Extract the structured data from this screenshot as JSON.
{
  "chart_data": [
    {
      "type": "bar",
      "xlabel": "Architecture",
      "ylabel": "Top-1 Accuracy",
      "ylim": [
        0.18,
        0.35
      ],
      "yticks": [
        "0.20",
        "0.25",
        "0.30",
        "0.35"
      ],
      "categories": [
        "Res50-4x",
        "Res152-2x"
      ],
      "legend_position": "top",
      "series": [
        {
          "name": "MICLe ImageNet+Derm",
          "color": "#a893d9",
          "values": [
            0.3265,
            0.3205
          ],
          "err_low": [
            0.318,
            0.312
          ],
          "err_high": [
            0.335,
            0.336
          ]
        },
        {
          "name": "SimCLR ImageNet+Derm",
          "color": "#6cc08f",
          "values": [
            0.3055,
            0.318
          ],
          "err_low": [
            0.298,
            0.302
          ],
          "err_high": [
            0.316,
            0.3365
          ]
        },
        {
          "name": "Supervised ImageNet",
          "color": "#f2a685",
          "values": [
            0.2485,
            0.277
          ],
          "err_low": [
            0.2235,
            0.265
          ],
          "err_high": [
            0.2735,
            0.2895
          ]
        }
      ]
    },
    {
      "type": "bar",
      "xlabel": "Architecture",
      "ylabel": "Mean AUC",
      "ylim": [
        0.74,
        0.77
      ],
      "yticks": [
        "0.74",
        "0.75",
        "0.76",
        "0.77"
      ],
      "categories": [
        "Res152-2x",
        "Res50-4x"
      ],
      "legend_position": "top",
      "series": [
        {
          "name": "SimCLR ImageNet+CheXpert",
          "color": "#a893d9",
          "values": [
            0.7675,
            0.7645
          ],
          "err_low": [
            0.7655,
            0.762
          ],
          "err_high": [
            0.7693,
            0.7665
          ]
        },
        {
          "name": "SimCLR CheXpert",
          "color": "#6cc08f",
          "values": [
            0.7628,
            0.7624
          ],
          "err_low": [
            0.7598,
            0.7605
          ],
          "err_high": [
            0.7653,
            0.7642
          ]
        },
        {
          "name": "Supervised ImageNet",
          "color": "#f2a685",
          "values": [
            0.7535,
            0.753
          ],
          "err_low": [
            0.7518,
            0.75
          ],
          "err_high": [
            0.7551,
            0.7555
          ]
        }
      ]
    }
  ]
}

> Task instructions: Track down the lines that include the word "CheXpert" and copy them.

> Result of this exercise:
          "name": "SimCLR ImageNet+CheXpert",
          "name": "SimCLR CheXpert",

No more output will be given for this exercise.